## BEGIN Data provided

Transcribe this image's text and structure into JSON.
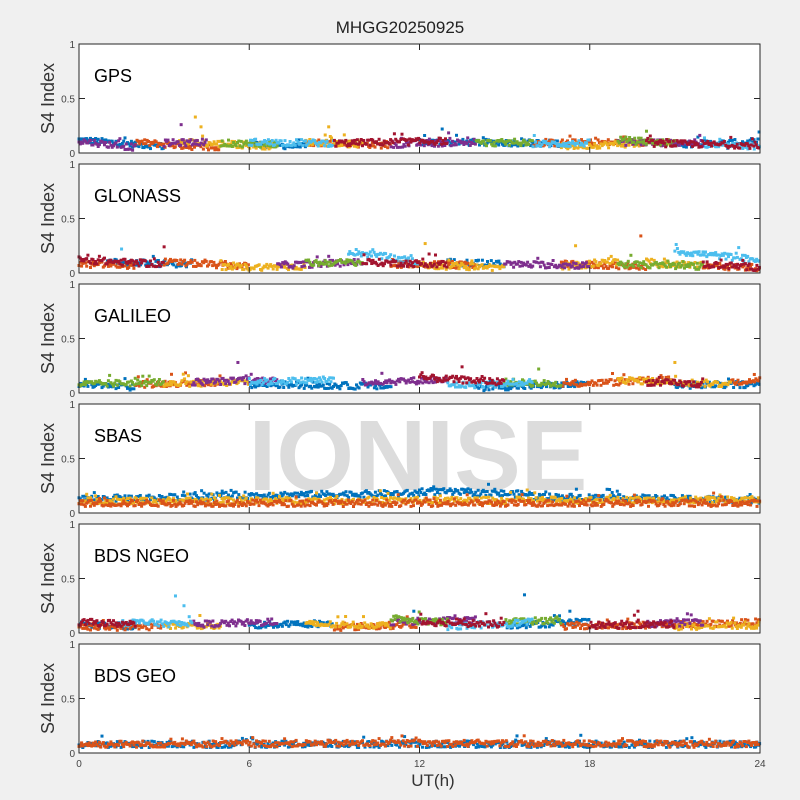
{
  "chart_data": {
    "type": "scatter",
    "title": "MHGG20250925",
    "xlabel": "UT(h)",
    "ylabel": "S4 Index",
    "xlim": [
      0,
      24
    ],
    "ylim": [
      0,
      1
    ],
    "xticks": [
      0,
      6,
      12,
      18,
      24
    ],
    "yticks": [
      0,
      0.5,
      1
    ],
    "ytick_labels": [
      "0",
      "0.5",
      "1"
    ],
    "watermark": "IONISE",
    "panels": [
      {
        "label": "GPS",
        "series": [
          {
            "color": "#0072BD",
            "segments": [
              [
                0,
                3,
                0.12,
                0.06
              ],
              [
                6,
                8,
                0.08,
                0.06
              ],
              [
                12,
                17,
                0.1,
                0.09
              ],
              [
                21,
                24,
                0.08,
                0.1
              ]
            ]
          },
          {
            "color": "#D95319",
            "segments": [
              [
                2,
                5,
                0.1,
                0.04
              ],
              [
                8,
                11,
                0.1,
                0.07
              ],
              [
                16,
                20,
                0.09,
                0.1
              ]
            ]
          },
          {
            "color": "#EDB120",
            "segments": [
              [
                3.5,
                7,
                0.1,
                0.06
              ],
              [
                8,
                10,
                0.1,
                0.08
              ],
              [
                17,
                21,
                0.06,
                0.1
              ]
            ]
          },
          {
            "color": "#7E2F8E",
            "segments": [
              [
                0,
                2,
                0.11,
                0.05
              ],
              [
                3,
                4.5,
                0.09,
                0.1
              ],
              [
                11,
                14,
                0.08,
                0.1
              ],
              [
                19,
                22,
                0.1,
                0.09
              ]
            ]
          },
          {
            "color": "#77AC30",
            "segments": [
              [
                5,
                7,
                0.09,
                0.08
              ],
              [
                14,
                16,
                0.09,
                0.1
              ],
              [
                19,
                21,
                0.12,
                0.09
              ]
            ]
          },
          {
            "color": "#4DBEEE",
            "segments": [
              [
                6,
                9,
                0.1,
                0.09
              ],
              [
                16,
                18,
                0.08,
                0.09
              ],
              [
                22,
                24,
                0.07,
                0.06
              ]
            ]
          },
          {
            "color": "#A2142F",
            "segments": [
              [
                9,
                13,
                0.09,
                0.11
              ],
              [
                20,
                24,
                0.09,
                0.07
              ]
            ]
          }
        ],
        "spikes": [
          [
            4.1,
            0.33,
            "#EDB120"
          ],
          [
            3.6,
            0.26,
            "#7E2F8E"
          ],
          [
            4.3,
            0.24,
            "#EDB120"
          ],
          [
            8.8,
            0.24,
            "#EDB120"
          ],
          [
            12.8,
            0.22,
            "#0072BD"
          ],
          [
            20,
            0.2,
            "#77AC30"
          ]
        ]
      },
      {
        "label": "GLONASS",
        "series": [
          {
            "color": "#0072BD",
            "segments": [
              [
                1,
                4,
                0.1,
                0.08
              ],
              [
                13,
                15,
                0.1,
                0.08
              ]
            ]
          },
          {
            "color": "#D95319",
            "segments": [
              [
                0,
                2,
                0.08,
                0.07
              ],
              [
                3,
                6,
                0.1,
                0.06
              ],
              [
                11,
                14,
                0.08,
                0.07
              ],
              [
                17,
                20,
                0.08,
                0.06
              ],
              [
                22,
                24,
                0.06,
                0.05
              ]
            ]
          },
          {
            "color": "#EDB120",
            "segments": [
              [
                5,
                8,
                0.05,
                0.06
              ],
              [
                12,
                15,
                0.07,
                0.05
              ],
              [
                17,
                19,
                0.06,
                0.1
              ],
              [
                20,
                22,
                0.09,
                0.07
              ]
            ]
          },
          {
            "color": "#7E2F8E",
            "segments": [
              [
                7,
                10,
                0.07,
                0.1
              ],
              [
                15,
                18,
                0.08,
                0.07
              ]
            ]
          },
          {
            "color": "#77AC30",
            "segments": [
              [
                8,
                10,
                0.09,
                0.1
              ],
              [
                19,
                22,
                0.08,
                0.06
              ]
            ]
          },
          {
            "color": "#4DBEEE",
            "segments": [
              [
                9.5,
                12,
                0.2,
                0.1
              ],
              [
                21,
                24,
                0.2,
                0.12
              ]
            ]
          },
          {
            "color": "#A2142F",
            "segments": [
              [
                0,
                3,
                0.12,
                0.08
              ],
              [
                10,
                13,
                0.1,
                0.08
              ],
              [
                22,
                24,
                0.08,
                0.05
              ]
            ]
          }
        ],
        "spikes": [
          [
            1.5,
            0.22,
            "#4DBEEE"
          ],
          [
            3,
            0.24,
            "#A2142F"
          ],
          [
            12.2,
            0.27,
            "#EDB120"
          ],
          [
            17.5,
            0.25,
            "#EDB120"
          ],
          [
            19.8,
            0.34,
            "#D95319"
          ]
        ]
      },
      {
        "label": "GALILEO",
        "series": [
          {
            "color": "#0072BD",
            "segments": [
              [
                0,
                2,
                0.08,
                0.05
              ],
              [
                6,
                11,
                0.08,
                0.06
              ],
              [
                14,
                18,
                0.05,
                0.08
              ],
              [
                21,
                24,
                0.07,
                0.08
              ]
            ]
          },
          {
            "color": "#D95319",
            "segments": [
              [
                2,
                5,
                0.08,
                0.1
              ],
              [
                17,
                21,
                0.08,
                0.12
              ],
              [
                23,
                24,
                0.1,
                0.12
              ]
            ]
          },
          {
            "color": "#EDB120",
            "segments": [
              [
                3,
                6,
                0.08,
                0.1
              ],
              [
                19,
                23,
                0.12,
                0.08
              ]
            ]
          },
          {
            "color": "#7E2F8E",
            "segments": [
              [
                4,
                7,
                0.1,
                0.12
              ],
              [
                10,
                13,
                0.1,
                0.12
              ]
            ]
          },
          {
            "color": "#77AC30",
            "segments": [
              [
                0,
                3,
                0.08,
                0.1
              ],
              [
                15,
                17,
                0.1,
                0.08
              ]
            ]
          },
          {
            "color": "#4DBEEE",
            "segments": [
              [
                6,
                9,
                0.1,
                0.12
              ],
              [
                13,
                16,
                0.07,
                0.09
              ]
            ]
          },
          {
            "color": "#A2142F",
            "segments": [
              [
                12,
                15,
                0.14,
                0.1
              ],
              [
                20,
                22,
                0.1,
                0.08
              ]
            ]
          }
        ],
        "spikes": [
          [
            5.6,
            0.28,
            "#7E2F8E"
          ],
          [
            13.5,
            0.24,
            "#A2142F"
          ],
          [
            16.2,
            0.22,
            "#77AC30"
          ],
          [
            21,
            0.28,
            "#EDB120"
          ],
          [
            23.8,
            0.17,
            "#D95319"
          ]
        ]
      },
      {
        "label": "SBAS",
        "series": [
          {
            "color": "#0072BD",
            "segments": [
              [
                0,
                5,
                0.13,
                0.15
              ],
              [
                5,
                12,
                0.16,
                0.18
              ],
              [
                12,
                16,
                0.2,
                0.17
              ],
              [
                16,
                24,
                0.15,
                0.12
              ]
            ]
          },
          {
            "color": "#EDB120",
            "segments": [
              [
                0,
                24,
                0.11,
                0.12
              ]
            ]
          },
          {
            "color": "#D95319",
            "segments": [
              [
                0,
                24,
                0.09,
                0.09
              ]
            ]
          }
        ],
        "spikes": [
          [
            12.5,
            0.24,
            "#0072BD"
          ]
        ]
      },
      {
        "label": "BDS NGEO",
        "series": [
          {
            "color": "#0072BD",
            "segments": [
              [
                0,
                2,
                0.08,
                0.06
              ],
              [
                6,
                9,
                0.07,
                0.09
              ],
              [
                15,
                18,
                0.07,
                0.1
              ]
            ]
          },
          {
            "color": "#D95319",
            "segments": [
              [
                0,
                3,
                0.05,
                0.06
              ],
              [
                9,
                12,
                0.05,
                0.08
              ],
              [
                17,
                22,
                0.06,
                0.08
              ],
              [
                22,
                24,
                0.08,
                0.1
              ]
            ]
          },
          {
            "color": "#EDB120",
            "segments": [
              [
                3,
                5,
                0.07,
                0.06
              ],
              [
                8,
                11,
                0.08,
                0.07
              ],
              [
                21,
                24,
                0.06,
                0.07
              ]
            ]
          },
          {
            "color": "#7E2F8E",
            "segments": [
              [
                4,
                7,
                0.08,
                0.1
              ],
              [
                11,
                14,
                0.1,
                0.12
              ],
              [
                20,
                22,
                0.08,
                0.1
              ]
            ]
          },
          {
            "color": "#77AC30",
            "segments": [
              [
                11,
                13,
                0.12,
                0.1
              ],
              [
                15,
                17,
                0.1,
                0.12
              ]
            ]
          },
          {
            "color": "#4DBEEE",
            "segments": [
              [
                1.5,
                4,
                0.1,
                0.08
              ],
              [
                13,
                16,
                0.06,
                0.1
              ]
            ]
          },
          {
            "color": "#A2142F",
            "segments": [
              [
                0,
                2,
                0.1,
                0.08
              ],
              [
                12,
                15,
                0.1,
                0.08
              ],
              [
                18,
                21,
                0.07,
                0.08
              ]
            ]
          }
        ],
        "spikes": [
          [
            3.4,
            0.34,
            "#4DBEEE"
          ],
          [
            3.7,
            0.25,
            "#4DBEEE"
          ],
          [
            11.8,
            0.2,
            "#0072BD"
          ],
          [
            15.7,
            0.35,
            "#0072BD"
          ],
          [
            17.3,
            0.2,
            "#0072BD"
          ],
          [
            19.7,
            0.2,
            "#A2142F"
          ]
        ]
      },
      {
        "label": "BDS GEO",
        "series": [
          {
            "color": "#0072BD",
            "segments": [
              [
                0,
                24,
                0.08,
                0.08
              ]
            ]
          },
          {
            "color": "#D95319",
            "segments": [
              [
                0,
                12,
                0.08,
                0.09
              ],
              [
                12,
                24,
                0.09,
                0.08
              ]
            ]
          }
        ],
        "spikes": []
      }
    ]
  }
}
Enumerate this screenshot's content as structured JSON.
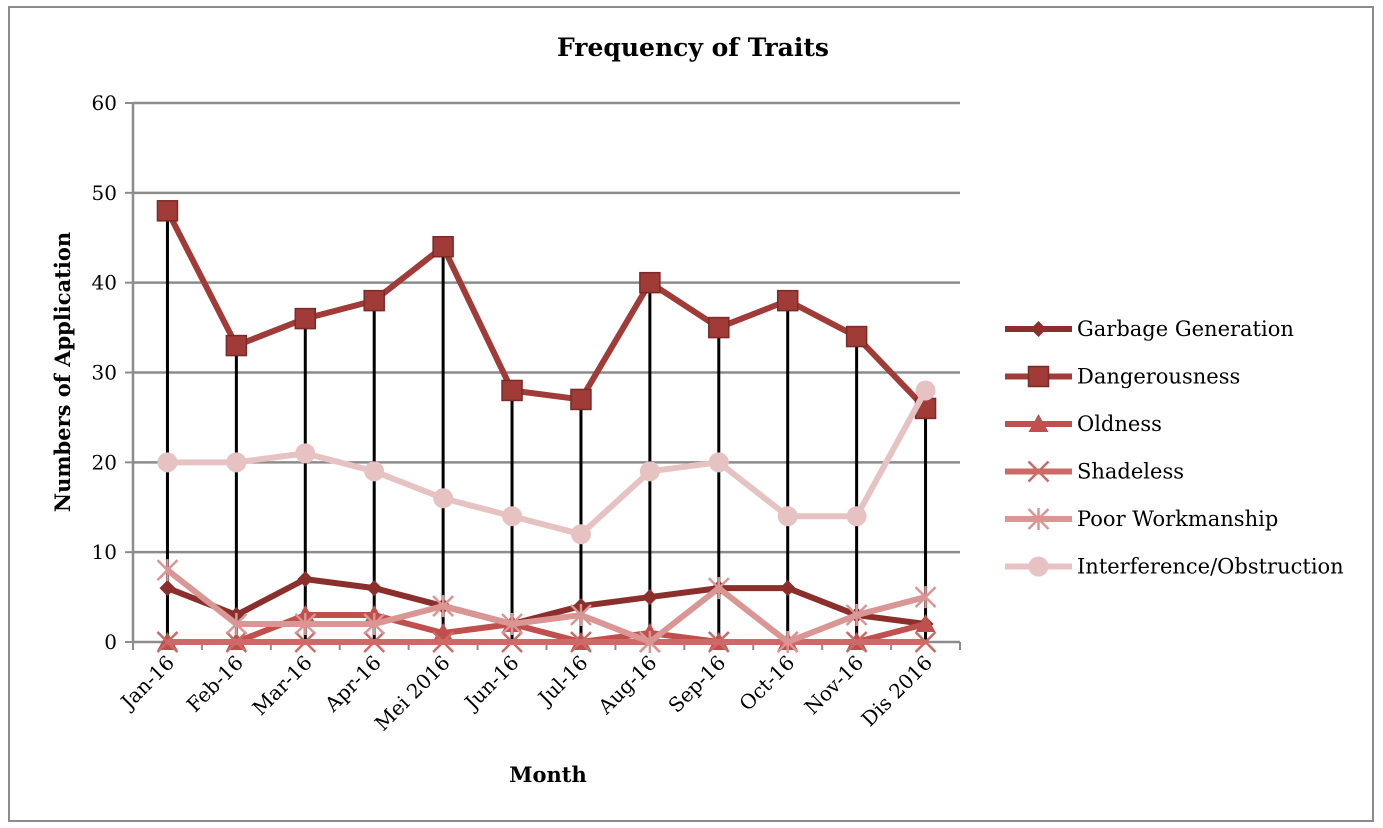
{
  "chart_data": {
    "type": "line",
    "title": "Frequency of Traits",
    "xlabel": "Month",
    "ylabel": "Numbers of Application",
    "ylim": [
      0,
      60
    ],
    "yticks": [
      0,
      10,
      20,
      30,
      40,
      50,
      60
    ],
    "grid": "horizontal",
    "legend_position": "right",
    "categories": [
      "Jan-16",
      "Feb-16",
      "Mar-16",
      "Apr-16",
      "Mei 2016",
      "Jun-16",
      "Jul-16",
      "Aug-16",
      "Sep-16",
      "Oct-16",
      "Nov-16",
      "Dis 2016"
    ],
    "drop_lines": true,
    "series": [
      {
        "name": "Garbage Generation",
        "color": "#8b2f2c",
        "marker": "diamond",
        "values": [
          6,
          3,
          7,
          6,
          4,
          2,
          4,
          5,
          6,
          6,
          3,
          2
        ]
      },
      {
        "name": "Dangerousness",
        "color": "#a03b38",
        "marker": "square",
        "values": [
          48,
          33,
          36,
          38,
          44,
          28,
          27,
          40,
          35,
          38,
          34,
          26
        ]
      },
      {
        "name": "Oldness",
        "color": "#c0504d",
        "marker": "triangle",
        "values": [
          0,
          0,
          3,
          3,
          1,
          2,
          0,
          1,
          0,
          0,
          0,
          2
        ]
      },
      {
        "name": "Shadeless",
        "color": "#cd6a67",
        "marker": "x",
        "values": [
          0,
          0,
          0,
          0,
          0,
          0,
          0,
          0,
          0,
          0,
          0,
          0
        ]
      },
      {
        "name": "Poor Workmanship",
        "color": "#d99694",
        "marker": "star",
        "values": [
          8,
          2,
          2,
          2,
          4,
          2,
          3,
          0,
          6,
          0,
          3,
          5
        ]
      },
      {
        "name": "Interference/Obstruction",
        "color": "#e6c3c2",
        "marker": "circle",
        "values": [
          20,
          20,
          21,
          19,
          16,
          14,
          12,
          19,
          20,
          14,
          14,
          28
        ]
      }
    ]
  }
}
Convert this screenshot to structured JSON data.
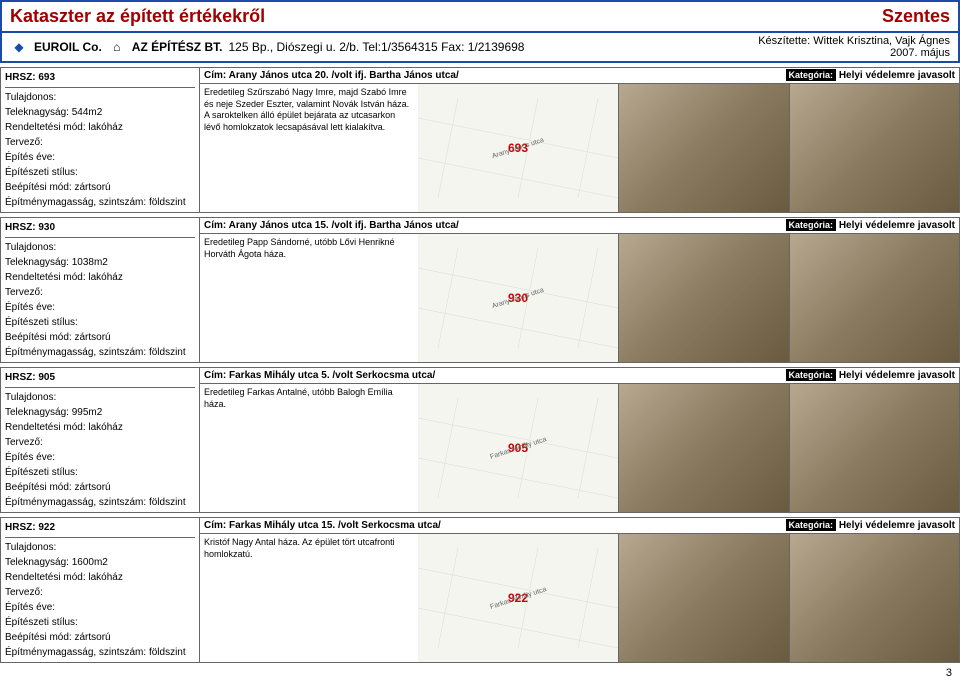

## END Data provided

▶ Requirement
The lines to collect are those holding the string "structured"; copy them all.

▶ Completed exercise
Enumerate this screenshot's content as structured JSON.
Convert this screenshot to structured JSON data.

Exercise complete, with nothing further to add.